Task instructions
Filter for the word "mail" and keep each matching line.
[start of Source records]
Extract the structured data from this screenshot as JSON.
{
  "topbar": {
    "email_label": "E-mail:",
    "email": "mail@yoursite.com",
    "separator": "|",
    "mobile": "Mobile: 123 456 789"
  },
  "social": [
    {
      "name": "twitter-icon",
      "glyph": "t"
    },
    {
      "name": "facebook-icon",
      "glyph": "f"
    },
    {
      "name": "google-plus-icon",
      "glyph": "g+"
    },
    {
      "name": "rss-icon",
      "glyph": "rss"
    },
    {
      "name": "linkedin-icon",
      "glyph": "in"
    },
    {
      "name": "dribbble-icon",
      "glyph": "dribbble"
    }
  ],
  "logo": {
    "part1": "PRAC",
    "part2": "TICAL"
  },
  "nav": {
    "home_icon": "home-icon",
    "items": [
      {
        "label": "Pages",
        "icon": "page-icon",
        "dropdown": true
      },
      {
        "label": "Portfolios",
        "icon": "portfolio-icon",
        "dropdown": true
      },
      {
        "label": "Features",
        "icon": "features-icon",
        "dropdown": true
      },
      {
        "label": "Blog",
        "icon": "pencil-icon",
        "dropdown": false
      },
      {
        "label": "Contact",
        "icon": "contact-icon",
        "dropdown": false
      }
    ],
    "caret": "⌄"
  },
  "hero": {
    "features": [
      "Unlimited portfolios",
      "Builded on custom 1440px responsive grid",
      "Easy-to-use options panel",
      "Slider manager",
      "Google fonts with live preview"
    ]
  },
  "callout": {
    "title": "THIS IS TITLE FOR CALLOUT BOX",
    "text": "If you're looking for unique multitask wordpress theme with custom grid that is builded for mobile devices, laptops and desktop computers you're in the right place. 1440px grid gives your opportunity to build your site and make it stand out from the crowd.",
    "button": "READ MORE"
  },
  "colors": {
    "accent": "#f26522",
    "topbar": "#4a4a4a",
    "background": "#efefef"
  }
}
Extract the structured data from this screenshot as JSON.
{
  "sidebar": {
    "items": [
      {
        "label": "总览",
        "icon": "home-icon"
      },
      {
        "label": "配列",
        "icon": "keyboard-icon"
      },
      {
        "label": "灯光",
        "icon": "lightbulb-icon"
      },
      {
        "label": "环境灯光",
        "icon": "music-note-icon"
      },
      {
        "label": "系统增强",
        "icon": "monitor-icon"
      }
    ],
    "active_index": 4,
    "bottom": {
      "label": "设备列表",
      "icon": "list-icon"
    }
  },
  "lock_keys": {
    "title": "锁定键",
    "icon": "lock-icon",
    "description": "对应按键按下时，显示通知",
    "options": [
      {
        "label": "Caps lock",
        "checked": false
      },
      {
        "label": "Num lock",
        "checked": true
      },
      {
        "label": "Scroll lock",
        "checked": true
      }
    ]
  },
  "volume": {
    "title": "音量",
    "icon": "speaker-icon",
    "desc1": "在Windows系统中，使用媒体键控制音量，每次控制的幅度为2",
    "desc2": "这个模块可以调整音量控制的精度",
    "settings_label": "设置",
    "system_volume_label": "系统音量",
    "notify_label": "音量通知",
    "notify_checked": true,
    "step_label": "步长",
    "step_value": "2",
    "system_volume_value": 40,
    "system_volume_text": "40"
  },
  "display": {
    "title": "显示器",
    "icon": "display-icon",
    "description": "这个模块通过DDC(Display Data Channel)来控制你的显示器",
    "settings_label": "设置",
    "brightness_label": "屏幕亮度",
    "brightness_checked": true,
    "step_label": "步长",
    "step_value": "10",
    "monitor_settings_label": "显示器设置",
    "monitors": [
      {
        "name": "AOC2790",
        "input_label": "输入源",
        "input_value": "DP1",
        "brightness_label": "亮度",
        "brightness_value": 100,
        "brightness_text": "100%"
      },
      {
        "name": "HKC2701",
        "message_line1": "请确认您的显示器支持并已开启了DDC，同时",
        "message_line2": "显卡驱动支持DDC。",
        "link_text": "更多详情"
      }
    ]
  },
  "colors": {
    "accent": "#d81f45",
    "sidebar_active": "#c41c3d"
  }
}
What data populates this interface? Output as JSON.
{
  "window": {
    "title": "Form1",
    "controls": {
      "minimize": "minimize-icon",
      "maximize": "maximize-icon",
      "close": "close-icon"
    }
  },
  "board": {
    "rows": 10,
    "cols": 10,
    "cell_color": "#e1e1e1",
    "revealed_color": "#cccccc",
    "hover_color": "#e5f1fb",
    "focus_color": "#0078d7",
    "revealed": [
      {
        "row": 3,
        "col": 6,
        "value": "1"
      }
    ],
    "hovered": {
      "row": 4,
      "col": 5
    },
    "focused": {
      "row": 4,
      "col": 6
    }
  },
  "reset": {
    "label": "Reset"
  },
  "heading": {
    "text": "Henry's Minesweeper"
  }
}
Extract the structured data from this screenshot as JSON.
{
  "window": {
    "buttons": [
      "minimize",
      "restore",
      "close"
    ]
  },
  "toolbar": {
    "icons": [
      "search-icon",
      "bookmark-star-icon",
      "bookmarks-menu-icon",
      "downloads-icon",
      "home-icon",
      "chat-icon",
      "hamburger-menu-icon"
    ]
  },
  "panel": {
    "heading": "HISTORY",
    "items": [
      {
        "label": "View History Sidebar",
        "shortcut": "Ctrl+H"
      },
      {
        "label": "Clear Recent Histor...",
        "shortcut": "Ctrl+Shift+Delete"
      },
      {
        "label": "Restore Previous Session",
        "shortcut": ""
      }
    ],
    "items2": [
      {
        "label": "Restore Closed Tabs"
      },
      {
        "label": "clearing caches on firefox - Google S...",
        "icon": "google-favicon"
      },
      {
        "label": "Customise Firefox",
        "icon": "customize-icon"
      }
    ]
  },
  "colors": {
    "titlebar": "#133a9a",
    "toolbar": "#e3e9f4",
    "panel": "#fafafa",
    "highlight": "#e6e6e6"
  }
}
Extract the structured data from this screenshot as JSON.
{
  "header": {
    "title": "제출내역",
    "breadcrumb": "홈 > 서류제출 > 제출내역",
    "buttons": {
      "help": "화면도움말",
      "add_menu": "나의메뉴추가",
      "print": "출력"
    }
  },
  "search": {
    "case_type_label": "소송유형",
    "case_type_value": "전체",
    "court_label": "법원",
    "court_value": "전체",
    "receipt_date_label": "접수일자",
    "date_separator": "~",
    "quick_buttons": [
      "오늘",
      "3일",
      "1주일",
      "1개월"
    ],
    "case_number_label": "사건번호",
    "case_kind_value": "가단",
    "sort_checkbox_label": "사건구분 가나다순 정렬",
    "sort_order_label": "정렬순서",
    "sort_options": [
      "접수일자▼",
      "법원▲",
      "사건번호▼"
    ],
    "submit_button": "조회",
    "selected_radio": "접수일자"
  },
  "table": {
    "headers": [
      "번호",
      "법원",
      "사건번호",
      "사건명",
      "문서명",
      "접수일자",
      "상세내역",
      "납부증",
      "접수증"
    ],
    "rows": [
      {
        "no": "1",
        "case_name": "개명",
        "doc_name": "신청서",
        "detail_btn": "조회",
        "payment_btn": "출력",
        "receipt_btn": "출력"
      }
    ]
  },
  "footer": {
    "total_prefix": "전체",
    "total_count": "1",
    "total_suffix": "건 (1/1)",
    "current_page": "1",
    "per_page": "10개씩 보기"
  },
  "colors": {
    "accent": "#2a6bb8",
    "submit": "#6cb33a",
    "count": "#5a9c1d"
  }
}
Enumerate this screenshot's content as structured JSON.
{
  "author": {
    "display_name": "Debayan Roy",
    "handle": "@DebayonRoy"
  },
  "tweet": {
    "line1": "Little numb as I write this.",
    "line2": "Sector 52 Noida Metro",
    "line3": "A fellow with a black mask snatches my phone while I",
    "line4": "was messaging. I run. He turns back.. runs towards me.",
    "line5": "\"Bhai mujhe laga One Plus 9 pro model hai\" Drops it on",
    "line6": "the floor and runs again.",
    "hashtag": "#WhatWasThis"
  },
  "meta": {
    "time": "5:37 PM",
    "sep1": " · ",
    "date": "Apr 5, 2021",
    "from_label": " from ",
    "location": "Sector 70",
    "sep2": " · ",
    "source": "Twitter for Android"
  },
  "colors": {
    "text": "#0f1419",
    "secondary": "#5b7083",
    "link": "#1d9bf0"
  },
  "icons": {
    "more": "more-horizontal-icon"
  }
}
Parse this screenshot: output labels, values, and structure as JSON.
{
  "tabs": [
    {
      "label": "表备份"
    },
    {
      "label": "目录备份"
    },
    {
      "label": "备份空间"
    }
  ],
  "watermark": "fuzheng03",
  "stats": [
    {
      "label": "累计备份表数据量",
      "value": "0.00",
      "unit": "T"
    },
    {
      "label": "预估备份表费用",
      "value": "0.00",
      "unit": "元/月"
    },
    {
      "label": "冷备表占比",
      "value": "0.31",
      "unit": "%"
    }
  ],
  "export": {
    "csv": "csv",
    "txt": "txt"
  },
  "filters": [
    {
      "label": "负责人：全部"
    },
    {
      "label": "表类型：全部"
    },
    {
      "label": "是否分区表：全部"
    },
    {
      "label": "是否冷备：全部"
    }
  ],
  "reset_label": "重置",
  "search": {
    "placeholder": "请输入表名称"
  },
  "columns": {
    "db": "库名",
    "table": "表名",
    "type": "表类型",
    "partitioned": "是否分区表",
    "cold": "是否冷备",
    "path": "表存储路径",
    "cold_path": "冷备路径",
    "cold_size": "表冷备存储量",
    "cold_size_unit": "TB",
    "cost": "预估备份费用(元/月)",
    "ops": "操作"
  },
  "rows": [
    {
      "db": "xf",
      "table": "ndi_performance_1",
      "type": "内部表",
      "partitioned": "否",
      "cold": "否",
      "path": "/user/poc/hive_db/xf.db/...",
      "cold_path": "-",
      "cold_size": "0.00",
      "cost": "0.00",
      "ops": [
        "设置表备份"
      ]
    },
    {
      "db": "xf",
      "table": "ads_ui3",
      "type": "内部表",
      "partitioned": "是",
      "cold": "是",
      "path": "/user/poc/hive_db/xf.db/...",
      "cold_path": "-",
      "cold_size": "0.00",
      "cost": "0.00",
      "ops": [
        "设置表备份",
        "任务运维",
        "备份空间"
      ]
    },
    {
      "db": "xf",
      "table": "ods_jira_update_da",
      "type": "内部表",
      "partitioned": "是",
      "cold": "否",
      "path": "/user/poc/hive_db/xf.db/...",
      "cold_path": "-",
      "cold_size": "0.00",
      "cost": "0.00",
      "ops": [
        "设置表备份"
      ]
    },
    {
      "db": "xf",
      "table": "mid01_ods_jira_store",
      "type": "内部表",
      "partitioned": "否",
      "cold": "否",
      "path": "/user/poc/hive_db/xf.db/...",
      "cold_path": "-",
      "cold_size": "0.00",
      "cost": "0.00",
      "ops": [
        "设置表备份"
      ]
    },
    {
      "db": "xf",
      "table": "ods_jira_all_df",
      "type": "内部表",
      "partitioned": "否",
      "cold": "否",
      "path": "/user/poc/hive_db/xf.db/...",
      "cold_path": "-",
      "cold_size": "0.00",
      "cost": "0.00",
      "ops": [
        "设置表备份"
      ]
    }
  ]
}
[end of Source records]
Exercise output
    "email_label": "E-mail:",
    "email": "mail@yoursite.com",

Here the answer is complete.